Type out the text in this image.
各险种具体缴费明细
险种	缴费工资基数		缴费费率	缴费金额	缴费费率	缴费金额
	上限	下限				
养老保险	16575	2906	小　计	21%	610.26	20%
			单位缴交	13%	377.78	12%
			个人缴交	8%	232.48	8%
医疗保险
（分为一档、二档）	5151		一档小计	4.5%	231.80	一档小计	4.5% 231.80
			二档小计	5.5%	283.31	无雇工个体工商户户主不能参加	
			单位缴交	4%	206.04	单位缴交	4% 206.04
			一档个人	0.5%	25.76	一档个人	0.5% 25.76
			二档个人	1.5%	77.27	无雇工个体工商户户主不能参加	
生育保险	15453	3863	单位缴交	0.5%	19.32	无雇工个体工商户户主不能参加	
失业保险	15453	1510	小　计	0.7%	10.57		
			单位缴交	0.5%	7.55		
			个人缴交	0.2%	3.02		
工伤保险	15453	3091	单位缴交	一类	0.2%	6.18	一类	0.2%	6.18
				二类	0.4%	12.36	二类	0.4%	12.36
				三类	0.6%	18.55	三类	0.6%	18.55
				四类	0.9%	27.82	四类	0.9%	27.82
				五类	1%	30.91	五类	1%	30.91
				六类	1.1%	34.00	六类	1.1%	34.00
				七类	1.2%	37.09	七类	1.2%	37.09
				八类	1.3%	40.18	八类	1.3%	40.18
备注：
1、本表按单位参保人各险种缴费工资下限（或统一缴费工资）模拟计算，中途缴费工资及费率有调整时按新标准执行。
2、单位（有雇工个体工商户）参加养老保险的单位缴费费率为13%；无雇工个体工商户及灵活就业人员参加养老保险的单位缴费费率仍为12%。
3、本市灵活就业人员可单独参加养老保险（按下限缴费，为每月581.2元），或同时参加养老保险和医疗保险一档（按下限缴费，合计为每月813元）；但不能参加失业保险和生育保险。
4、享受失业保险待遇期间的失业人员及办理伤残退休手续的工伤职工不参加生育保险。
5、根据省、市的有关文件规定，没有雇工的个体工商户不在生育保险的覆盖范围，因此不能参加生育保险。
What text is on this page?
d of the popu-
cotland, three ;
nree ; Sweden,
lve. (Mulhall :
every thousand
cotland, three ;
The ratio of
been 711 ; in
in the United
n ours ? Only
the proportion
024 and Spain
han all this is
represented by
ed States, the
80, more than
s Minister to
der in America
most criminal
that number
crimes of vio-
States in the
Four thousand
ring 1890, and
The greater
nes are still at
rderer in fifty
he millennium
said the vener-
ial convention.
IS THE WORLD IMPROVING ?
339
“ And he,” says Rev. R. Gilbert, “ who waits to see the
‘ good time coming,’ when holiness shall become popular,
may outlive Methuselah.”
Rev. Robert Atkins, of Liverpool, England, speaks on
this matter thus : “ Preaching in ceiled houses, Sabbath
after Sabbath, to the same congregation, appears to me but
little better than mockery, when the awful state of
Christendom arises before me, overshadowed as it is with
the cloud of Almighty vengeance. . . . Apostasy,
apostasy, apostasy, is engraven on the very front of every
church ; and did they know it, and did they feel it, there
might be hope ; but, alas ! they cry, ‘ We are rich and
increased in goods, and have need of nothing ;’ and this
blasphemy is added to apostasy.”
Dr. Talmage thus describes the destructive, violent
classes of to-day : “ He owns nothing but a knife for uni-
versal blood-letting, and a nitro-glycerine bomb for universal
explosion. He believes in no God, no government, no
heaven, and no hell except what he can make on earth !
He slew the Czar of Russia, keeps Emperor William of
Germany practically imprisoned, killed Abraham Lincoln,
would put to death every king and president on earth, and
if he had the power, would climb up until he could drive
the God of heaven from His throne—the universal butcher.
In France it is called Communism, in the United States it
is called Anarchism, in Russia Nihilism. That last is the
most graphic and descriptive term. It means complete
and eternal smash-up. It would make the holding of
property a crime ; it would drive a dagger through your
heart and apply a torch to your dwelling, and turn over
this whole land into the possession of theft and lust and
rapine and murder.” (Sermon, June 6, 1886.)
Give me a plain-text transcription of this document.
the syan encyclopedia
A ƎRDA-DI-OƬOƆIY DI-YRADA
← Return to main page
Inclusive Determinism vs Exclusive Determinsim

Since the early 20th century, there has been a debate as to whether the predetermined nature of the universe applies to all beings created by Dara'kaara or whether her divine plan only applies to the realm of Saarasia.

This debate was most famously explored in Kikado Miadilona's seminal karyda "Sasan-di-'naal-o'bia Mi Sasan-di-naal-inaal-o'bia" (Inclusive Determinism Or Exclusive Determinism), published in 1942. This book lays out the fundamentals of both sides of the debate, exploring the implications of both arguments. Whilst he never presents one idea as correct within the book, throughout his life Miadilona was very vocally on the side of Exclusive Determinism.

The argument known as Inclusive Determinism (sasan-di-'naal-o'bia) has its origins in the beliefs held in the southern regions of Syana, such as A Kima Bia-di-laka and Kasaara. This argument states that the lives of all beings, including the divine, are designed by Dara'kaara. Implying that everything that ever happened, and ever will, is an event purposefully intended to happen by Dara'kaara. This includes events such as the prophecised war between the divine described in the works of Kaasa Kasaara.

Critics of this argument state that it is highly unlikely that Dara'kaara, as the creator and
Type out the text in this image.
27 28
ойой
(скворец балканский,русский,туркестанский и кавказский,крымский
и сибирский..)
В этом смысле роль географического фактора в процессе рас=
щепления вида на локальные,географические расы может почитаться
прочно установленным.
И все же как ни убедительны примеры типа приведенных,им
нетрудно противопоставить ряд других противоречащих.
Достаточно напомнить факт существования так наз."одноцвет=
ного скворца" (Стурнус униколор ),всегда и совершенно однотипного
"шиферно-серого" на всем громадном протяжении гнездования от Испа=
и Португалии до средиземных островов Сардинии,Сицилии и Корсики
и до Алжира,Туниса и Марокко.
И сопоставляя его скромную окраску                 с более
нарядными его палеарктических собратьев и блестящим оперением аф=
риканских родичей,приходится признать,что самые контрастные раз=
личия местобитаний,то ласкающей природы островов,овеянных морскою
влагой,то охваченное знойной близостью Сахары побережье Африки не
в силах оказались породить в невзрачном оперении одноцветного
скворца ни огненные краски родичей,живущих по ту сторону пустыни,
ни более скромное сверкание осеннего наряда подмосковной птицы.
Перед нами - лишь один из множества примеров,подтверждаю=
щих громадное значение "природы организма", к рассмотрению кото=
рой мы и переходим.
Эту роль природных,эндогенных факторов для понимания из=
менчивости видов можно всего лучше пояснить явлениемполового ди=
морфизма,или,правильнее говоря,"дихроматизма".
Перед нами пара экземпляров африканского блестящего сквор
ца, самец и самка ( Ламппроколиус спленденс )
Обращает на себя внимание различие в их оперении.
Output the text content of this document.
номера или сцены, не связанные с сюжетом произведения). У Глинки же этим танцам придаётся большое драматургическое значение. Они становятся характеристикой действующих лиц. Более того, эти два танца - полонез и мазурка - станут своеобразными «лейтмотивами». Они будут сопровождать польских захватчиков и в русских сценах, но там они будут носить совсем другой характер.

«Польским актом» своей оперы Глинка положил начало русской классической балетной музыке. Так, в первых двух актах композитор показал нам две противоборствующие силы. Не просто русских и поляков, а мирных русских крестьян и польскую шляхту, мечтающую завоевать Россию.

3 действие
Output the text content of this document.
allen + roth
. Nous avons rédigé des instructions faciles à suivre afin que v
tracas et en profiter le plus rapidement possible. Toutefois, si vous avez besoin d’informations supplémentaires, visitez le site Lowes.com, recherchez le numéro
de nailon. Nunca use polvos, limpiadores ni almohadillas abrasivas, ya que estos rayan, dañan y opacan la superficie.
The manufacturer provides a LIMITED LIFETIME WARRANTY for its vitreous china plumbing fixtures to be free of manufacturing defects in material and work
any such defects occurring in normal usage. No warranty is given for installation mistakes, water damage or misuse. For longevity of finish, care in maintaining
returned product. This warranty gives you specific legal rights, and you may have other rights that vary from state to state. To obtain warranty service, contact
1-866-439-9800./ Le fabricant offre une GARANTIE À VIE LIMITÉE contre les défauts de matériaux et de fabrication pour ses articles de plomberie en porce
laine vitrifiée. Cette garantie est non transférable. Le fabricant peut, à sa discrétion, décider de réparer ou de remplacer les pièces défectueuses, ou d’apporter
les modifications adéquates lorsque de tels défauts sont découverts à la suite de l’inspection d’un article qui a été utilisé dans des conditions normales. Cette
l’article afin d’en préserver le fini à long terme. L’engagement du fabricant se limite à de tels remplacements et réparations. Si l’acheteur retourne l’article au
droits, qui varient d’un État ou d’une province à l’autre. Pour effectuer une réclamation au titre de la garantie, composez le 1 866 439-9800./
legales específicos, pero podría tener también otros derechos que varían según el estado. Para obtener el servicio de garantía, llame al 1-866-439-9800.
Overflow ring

_Given request_
Tell how many lines of the records above hold the string "Sabbath". Give no other text.

_The reply_
2